>> Start LISTED ENTRIES

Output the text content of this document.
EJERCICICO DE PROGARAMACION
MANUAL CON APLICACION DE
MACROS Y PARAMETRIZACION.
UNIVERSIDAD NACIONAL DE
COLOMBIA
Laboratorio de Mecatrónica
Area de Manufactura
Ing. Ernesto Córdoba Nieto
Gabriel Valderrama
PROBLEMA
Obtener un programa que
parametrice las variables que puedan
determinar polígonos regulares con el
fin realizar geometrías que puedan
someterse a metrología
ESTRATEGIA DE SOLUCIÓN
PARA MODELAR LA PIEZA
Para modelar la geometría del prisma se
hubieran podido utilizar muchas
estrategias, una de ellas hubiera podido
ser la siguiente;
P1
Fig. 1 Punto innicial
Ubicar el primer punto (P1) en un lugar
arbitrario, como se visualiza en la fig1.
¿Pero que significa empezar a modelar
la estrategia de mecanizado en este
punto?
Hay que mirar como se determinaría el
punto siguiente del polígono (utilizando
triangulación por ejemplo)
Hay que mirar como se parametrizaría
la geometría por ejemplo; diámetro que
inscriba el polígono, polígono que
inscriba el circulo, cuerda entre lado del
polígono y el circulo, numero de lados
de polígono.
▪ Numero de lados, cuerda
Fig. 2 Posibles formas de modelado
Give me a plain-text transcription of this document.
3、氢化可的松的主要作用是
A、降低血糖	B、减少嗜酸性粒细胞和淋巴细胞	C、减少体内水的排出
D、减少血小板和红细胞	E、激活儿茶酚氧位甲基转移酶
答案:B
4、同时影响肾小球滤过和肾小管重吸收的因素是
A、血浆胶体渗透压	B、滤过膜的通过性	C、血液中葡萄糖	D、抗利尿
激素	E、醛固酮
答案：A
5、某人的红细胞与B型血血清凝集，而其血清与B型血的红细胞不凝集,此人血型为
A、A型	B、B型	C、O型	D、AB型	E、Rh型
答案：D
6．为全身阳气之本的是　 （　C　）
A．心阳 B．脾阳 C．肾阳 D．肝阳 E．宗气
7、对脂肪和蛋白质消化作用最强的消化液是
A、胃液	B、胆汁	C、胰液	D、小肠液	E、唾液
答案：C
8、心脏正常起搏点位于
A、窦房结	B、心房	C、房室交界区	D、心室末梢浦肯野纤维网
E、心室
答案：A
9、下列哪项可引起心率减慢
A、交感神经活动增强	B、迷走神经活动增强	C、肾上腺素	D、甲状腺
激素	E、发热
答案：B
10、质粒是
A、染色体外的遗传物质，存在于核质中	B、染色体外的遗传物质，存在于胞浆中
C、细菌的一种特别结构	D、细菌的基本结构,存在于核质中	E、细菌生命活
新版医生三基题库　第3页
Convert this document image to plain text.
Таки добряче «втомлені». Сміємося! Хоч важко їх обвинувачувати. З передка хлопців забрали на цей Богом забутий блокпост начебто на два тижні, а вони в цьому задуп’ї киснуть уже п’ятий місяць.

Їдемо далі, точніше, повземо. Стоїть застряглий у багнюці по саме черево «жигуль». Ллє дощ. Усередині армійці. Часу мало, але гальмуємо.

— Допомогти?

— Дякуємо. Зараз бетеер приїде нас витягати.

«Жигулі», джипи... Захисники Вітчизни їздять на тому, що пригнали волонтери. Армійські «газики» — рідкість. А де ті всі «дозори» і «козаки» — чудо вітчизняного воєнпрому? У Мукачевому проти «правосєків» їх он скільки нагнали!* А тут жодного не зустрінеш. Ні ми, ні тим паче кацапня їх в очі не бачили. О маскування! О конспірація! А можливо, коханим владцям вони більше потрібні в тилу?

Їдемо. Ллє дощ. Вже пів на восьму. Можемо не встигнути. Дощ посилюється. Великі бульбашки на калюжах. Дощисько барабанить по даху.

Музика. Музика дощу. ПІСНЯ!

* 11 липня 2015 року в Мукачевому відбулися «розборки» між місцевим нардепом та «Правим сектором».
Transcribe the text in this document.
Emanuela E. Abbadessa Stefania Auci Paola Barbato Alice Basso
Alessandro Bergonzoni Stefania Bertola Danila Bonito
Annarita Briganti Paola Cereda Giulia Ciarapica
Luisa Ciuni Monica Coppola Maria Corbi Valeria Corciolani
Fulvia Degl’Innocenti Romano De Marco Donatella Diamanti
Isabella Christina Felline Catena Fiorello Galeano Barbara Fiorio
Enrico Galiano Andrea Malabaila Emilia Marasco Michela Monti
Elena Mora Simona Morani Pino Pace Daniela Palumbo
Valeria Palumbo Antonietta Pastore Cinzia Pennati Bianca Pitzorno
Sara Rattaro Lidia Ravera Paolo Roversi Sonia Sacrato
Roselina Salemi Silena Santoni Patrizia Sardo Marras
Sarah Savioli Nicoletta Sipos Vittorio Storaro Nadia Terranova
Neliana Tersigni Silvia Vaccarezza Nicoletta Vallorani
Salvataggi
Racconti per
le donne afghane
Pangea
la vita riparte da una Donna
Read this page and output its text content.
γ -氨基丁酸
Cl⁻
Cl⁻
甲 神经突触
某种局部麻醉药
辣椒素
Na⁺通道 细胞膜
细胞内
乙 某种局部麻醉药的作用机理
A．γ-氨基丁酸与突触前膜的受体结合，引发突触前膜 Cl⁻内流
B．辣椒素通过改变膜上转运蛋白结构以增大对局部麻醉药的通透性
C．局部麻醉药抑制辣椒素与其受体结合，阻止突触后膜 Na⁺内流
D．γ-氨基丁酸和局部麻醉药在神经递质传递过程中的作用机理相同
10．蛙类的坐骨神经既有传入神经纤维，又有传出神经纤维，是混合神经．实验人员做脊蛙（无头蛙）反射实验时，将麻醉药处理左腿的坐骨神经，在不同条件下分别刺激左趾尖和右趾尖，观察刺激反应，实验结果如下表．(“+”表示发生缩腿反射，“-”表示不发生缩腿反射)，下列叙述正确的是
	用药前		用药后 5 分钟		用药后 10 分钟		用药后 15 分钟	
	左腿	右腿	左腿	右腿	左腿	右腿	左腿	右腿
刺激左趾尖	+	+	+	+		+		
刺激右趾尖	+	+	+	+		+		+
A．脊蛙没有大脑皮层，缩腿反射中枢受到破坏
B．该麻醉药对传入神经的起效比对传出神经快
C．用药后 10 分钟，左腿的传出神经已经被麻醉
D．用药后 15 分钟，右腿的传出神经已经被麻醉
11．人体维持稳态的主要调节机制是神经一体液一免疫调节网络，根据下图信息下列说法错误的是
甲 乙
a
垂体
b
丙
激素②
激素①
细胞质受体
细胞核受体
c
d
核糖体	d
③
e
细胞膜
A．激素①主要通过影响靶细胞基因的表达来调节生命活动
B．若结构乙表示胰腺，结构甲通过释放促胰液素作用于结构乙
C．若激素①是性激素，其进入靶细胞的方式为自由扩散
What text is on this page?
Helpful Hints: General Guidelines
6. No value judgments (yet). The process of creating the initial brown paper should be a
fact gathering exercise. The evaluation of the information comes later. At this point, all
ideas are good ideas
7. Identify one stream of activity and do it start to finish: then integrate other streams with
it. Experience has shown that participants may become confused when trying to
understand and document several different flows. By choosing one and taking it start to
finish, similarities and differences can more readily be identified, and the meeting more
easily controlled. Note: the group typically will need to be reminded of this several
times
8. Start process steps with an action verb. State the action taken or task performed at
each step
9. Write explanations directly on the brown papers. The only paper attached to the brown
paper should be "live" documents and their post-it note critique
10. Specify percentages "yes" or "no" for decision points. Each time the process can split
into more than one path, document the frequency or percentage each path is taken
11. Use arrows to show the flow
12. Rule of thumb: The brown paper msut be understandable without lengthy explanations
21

>> End LISTED ENTRIES

Find the word "several" in the data and copy out each line where it turns up.

## [FINAL ANSWER]
understand and document several different flows. By choosing one and taking it start to
easily controlled. Note: the group typically will need to be reminded of this several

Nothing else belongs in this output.